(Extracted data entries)

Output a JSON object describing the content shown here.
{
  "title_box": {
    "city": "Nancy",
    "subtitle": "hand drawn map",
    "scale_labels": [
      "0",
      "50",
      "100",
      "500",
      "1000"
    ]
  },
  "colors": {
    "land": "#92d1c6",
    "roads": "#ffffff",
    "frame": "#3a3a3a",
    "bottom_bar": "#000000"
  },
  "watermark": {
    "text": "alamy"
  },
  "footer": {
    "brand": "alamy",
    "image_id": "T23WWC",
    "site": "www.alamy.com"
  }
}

What is asked >> Copy every record exactly, with nothing added or dropped.

Exercise answer >>
Output a JSON object describing the content shown here.
{
  "title_box": {
    "city": "Nancy",
    "subtitle": "hand drawn map",
    "scale_labels": [
      "0",
      "50",
      "100",
      "500",
      "1000"
    ]
  },
  "colors": {
    "land": "#92d1c6",
    "roads": "#ffffff",
    "frame": "#3a3a3a",
    "bottom_bar": "#000000"
  },
  "watermark": {
    "text": "alamy"
  },
  "footer": {
    "brand": "alamy",
    "image_id": "T23WWC",
    "site": "www.alamy.com"
  }
}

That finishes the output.